**Task instructions**: Locate the lines where "dung" occurs and copy them as they stand.

*** Source records ***

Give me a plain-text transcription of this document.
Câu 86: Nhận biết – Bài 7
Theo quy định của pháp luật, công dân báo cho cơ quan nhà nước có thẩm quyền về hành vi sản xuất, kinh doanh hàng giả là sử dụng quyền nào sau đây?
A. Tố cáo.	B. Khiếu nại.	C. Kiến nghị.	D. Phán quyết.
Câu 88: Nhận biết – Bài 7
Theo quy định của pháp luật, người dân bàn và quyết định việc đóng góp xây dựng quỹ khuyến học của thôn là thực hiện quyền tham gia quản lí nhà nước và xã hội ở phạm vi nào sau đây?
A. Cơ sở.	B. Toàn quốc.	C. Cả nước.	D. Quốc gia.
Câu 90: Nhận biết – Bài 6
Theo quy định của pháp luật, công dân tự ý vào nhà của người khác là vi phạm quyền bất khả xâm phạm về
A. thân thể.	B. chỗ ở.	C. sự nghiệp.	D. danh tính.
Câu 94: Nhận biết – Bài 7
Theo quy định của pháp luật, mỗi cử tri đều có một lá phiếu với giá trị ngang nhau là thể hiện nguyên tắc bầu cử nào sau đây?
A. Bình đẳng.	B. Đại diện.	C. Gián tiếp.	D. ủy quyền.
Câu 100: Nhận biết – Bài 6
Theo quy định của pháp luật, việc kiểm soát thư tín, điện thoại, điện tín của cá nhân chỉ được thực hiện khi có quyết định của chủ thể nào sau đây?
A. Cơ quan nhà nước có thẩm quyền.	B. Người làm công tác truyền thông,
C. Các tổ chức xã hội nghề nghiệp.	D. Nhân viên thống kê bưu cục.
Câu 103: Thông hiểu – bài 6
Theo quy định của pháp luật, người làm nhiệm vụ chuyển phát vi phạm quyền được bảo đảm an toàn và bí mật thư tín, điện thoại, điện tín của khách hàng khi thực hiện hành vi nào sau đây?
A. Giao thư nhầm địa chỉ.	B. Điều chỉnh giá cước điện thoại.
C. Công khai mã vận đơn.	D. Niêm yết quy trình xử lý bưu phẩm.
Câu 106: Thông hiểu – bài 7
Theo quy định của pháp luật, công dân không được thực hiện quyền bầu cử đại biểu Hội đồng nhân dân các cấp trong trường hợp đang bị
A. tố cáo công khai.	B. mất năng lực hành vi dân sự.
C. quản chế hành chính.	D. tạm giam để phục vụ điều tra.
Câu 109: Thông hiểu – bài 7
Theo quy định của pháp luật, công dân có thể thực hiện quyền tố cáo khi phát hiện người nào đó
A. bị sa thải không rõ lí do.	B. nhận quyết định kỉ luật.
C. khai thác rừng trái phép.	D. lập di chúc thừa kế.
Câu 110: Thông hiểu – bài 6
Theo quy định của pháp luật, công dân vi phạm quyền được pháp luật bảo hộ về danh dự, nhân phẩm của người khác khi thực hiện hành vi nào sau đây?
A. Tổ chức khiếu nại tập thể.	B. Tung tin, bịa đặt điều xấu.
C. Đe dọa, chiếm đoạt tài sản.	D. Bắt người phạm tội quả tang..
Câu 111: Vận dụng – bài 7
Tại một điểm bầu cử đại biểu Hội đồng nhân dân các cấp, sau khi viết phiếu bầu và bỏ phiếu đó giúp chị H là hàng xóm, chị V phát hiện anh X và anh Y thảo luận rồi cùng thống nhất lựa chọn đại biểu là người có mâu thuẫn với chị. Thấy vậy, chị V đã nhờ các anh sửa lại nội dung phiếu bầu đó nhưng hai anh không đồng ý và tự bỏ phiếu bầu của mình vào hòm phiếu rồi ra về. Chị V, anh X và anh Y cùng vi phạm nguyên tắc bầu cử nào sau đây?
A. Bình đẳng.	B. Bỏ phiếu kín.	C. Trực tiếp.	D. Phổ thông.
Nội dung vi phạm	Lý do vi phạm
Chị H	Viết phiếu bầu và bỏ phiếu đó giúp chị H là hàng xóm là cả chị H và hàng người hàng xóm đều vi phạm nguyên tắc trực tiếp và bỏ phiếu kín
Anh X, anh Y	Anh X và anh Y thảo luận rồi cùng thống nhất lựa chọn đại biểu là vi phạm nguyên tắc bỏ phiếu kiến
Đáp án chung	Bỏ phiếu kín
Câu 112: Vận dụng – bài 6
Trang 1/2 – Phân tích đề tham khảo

***

**Task response**:
Tại một điểm bầu cử đại biểu Hội đồng nhân dân các cấp, sau khi viết phiếu bầu và bỏ phiếu đó giúp chị H là hàng xóm, chị V phát hiện anh X và anh Y thảo luận rồi cùng thống nhất lựa chọn đại biểu là người có mâu thuẫn với chị. Thấy vậy, chị V đã nhờ các anh sửa lại nội dung phiếu bầu đó nhưng hai anh không đồng ý và tự bỏ phiếu bầu của mình vào hòm phiếu rồi ra về. Chị V, anh X và anh Y cùng vi phạm nguyên tắc bầu cử nào sau đây?
Nội dung vi phạm	Lý do vi phạm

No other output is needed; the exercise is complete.